▶ **What needs to be done**
Go through the listing beneath this task and return every line that carries the string "DROP".

▶ **Data entries**
··········

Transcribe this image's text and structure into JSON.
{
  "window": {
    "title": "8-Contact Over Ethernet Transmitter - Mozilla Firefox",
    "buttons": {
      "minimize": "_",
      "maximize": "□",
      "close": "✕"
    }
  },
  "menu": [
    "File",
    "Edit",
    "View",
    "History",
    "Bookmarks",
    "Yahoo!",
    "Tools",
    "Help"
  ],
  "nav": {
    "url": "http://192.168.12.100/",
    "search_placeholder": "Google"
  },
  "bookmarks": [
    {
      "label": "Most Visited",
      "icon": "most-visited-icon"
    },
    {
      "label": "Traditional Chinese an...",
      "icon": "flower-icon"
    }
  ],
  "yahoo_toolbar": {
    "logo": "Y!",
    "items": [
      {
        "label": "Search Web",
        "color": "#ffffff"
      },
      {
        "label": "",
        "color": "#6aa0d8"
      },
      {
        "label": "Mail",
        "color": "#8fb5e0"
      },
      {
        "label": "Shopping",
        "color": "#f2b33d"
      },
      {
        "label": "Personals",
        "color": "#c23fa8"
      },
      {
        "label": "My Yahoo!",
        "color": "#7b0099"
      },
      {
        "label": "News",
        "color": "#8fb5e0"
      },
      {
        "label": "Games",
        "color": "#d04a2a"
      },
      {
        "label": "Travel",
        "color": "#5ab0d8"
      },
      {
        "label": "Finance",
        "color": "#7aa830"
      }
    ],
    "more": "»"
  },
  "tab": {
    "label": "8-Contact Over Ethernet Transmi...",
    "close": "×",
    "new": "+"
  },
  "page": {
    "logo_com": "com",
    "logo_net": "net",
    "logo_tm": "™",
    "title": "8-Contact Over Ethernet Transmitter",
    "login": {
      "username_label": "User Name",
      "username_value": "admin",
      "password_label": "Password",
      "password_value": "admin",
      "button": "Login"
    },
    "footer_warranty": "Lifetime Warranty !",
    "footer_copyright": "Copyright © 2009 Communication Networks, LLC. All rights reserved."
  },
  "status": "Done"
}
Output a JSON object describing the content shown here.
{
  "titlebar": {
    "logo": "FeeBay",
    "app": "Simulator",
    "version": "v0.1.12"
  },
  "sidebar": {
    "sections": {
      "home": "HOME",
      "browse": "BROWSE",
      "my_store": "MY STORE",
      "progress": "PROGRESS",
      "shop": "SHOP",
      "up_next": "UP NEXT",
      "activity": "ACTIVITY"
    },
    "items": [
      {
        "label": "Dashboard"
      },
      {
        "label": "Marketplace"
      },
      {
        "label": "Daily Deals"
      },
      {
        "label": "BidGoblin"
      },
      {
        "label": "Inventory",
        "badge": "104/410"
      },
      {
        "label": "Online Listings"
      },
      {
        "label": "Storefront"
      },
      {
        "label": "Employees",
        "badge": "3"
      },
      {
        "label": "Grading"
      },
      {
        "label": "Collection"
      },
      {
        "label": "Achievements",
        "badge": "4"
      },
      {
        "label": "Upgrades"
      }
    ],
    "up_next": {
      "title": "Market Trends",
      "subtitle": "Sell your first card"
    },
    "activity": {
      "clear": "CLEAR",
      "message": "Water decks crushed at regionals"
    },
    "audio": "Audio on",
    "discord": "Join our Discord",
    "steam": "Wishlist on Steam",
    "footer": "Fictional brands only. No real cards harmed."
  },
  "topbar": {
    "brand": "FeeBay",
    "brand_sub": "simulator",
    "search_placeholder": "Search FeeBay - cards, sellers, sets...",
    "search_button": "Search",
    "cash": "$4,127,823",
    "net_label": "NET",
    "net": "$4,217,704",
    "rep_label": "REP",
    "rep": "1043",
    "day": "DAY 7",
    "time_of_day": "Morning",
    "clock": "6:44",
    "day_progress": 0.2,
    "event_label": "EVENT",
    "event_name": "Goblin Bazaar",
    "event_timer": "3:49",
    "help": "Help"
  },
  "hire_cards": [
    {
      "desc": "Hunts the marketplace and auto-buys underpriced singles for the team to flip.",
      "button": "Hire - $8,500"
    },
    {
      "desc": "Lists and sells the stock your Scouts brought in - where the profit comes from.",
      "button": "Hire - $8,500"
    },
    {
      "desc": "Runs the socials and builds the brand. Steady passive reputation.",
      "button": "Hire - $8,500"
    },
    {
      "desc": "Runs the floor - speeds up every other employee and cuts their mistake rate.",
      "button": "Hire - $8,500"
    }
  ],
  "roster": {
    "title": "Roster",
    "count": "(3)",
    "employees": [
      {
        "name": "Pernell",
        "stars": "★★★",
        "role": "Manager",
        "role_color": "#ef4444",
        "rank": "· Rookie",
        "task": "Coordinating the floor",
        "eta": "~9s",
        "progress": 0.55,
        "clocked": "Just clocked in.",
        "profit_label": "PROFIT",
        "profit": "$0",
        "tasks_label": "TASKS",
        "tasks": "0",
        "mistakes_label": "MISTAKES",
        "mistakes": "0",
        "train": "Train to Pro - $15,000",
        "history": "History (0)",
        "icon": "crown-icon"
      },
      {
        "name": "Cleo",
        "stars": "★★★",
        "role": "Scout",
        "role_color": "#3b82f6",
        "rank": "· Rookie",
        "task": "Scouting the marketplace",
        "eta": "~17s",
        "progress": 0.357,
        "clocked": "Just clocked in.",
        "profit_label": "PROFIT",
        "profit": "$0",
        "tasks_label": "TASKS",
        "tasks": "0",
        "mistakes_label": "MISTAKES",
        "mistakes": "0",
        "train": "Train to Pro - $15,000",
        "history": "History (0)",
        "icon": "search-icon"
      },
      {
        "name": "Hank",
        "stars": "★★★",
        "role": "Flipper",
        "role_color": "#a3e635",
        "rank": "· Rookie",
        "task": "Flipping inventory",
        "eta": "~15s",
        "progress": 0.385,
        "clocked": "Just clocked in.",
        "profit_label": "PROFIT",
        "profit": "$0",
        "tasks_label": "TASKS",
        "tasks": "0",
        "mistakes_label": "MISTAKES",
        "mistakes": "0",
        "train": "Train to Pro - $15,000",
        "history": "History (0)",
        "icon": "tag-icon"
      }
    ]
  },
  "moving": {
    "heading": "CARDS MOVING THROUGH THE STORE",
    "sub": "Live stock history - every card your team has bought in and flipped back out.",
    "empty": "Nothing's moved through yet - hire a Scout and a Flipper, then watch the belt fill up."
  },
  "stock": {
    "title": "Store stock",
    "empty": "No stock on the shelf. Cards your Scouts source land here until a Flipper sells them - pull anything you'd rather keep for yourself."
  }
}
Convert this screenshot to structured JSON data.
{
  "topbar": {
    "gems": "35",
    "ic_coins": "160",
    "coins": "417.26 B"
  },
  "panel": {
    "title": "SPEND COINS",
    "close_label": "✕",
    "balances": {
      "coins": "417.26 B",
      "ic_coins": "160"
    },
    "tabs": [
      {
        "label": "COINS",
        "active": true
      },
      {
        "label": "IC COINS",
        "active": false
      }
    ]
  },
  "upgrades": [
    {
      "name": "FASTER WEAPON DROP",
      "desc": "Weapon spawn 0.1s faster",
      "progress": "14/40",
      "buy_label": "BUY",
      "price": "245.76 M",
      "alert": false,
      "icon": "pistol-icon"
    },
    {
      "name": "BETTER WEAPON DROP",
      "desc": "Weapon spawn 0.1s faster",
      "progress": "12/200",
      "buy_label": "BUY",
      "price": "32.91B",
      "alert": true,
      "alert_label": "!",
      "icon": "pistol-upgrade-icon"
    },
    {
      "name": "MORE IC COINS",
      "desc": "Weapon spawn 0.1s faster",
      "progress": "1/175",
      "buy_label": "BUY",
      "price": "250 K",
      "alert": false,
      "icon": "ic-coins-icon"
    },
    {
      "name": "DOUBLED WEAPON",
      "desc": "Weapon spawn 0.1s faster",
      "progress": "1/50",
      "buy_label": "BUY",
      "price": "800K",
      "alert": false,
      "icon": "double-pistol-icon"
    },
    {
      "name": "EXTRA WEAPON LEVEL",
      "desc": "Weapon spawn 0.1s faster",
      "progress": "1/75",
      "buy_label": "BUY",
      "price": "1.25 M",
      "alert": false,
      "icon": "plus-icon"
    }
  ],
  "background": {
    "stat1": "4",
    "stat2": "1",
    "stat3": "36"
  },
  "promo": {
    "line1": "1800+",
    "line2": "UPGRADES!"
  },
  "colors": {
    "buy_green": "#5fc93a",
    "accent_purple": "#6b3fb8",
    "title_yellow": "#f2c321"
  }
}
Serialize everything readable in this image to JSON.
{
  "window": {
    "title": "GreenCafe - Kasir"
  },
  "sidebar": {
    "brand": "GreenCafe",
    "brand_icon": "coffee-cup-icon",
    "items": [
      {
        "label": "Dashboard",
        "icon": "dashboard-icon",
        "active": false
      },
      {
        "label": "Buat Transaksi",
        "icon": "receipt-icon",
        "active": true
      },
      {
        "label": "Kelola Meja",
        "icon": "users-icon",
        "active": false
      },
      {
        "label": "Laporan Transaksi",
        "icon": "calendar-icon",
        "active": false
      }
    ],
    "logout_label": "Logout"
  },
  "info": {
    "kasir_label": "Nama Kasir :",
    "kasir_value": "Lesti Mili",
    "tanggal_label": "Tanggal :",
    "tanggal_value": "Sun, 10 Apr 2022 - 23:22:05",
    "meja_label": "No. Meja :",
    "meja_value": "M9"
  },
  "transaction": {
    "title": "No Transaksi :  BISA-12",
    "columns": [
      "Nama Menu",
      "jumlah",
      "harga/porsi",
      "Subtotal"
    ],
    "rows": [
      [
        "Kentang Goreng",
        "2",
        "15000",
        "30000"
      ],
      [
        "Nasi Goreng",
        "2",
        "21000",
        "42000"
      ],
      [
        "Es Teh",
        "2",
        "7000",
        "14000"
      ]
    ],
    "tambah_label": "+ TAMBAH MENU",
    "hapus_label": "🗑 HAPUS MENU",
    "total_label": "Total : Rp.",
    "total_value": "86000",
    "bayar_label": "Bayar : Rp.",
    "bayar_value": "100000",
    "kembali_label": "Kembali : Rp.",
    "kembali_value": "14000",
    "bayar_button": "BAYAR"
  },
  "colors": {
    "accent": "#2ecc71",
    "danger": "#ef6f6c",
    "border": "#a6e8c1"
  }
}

··········

▶ **Solution to the problem**
      "name": "FASTER WEAPON DROP",
      "name": "BETTER WEAPON DROP",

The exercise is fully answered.